Make an exact copy of all the entries, with the pictures left out.

——

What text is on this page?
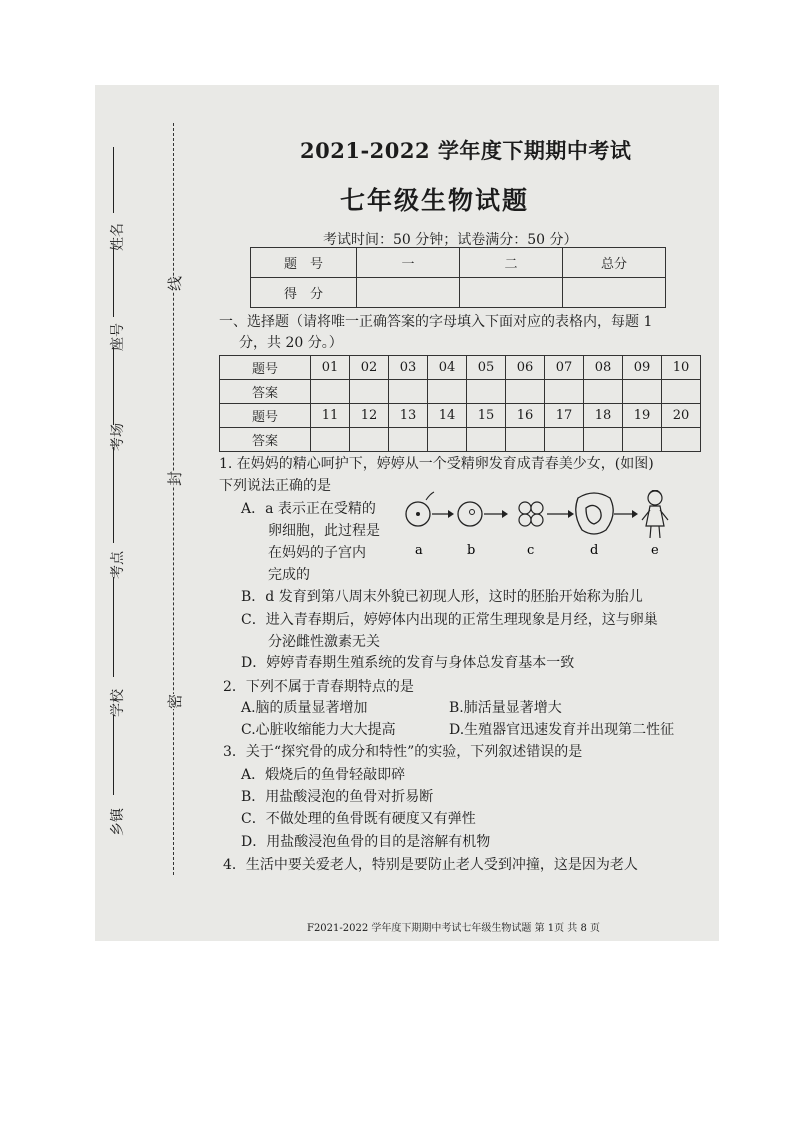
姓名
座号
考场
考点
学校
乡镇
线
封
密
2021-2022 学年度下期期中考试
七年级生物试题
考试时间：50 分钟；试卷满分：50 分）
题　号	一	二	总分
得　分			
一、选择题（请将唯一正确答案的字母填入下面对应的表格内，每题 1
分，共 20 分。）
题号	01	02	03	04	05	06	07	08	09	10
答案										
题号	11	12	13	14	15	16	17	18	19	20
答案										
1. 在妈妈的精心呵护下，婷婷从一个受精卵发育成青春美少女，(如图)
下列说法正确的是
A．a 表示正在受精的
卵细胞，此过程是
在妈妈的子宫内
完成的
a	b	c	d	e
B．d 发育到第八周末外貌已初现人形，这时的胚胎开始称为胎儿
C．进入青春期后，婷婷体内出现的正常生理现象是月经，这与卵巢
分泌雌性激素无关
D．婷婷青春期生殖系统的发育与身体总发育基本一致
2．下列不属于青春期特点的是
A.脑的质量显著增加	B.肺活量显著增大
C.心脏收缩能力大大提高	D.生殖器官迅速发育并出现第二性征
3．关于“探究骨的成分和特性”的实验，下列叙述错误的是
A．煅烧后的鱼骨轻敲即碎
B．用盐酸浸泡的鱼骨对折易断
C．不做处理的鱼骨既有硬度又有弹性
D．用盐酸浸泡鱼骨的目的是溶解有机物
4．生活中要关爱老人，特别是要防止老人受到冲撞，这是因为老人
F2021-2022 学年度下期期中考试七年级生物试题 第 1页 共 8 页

——

(Reply)
What text is on this page?
姓名
座号
考场
考点
学校
乡镇
线
封
密
2021-2022 学年度下期期中考试
七年级生物试题
考试时间：50 分钟；试卷满分：50 分）
题　号	一	二	总分
得　分			
一、选择题（请将唯一正确答案的字母填入下面对应的表格内，每题 1
分，共 20 分。）
题号	01	02	03	04	05	06	07	08	09	10
答案										
题号	11	12	13	14	15	16	17	18	19	20
答案										
1. 在妈妈的精心呵护下，婷婷从一个受精卵发育成青春美少女，(如图)
下列说法正确的是
A．a 表示正在受精的
卵细胞，此过程是
在妈妈的子宫内
完成的
a	b	c	d	e
B．d 发育到第八周末外貌已初现人形，这时的胚胎开始称为胎儿
C．进入青春期后，婷婷体内出现的正常生理现象是月经，这与卵巢
分泌雌性激素无关
D．婷婷青春期生殖系统的发育与身体总发育基本一致
2．下列不属于青春期特点的是
A.脑的质量显著增加	B.肺活量显著增大
C.心脏收缩能力大大提高	D.生殖器官迅速发育并出现第二性征
3．关于“探究骨的成分和特性”的实验，下列叙述错误的是
A．煅烧后的鱼骨轻敲即碎
B．用盐酸浸泡的鱼骨对折易断
C．不做处理的鱼骨既有硬度又有弹性
D．用盐酸浸泡鱼骨的目的是溶解有机物
4．生活中要关爱老人，特别是要防止老人受到冲撞，这是因为老人
F2021-2022 学年度下期期中考试七年级生物试题 第 1页 共 8 页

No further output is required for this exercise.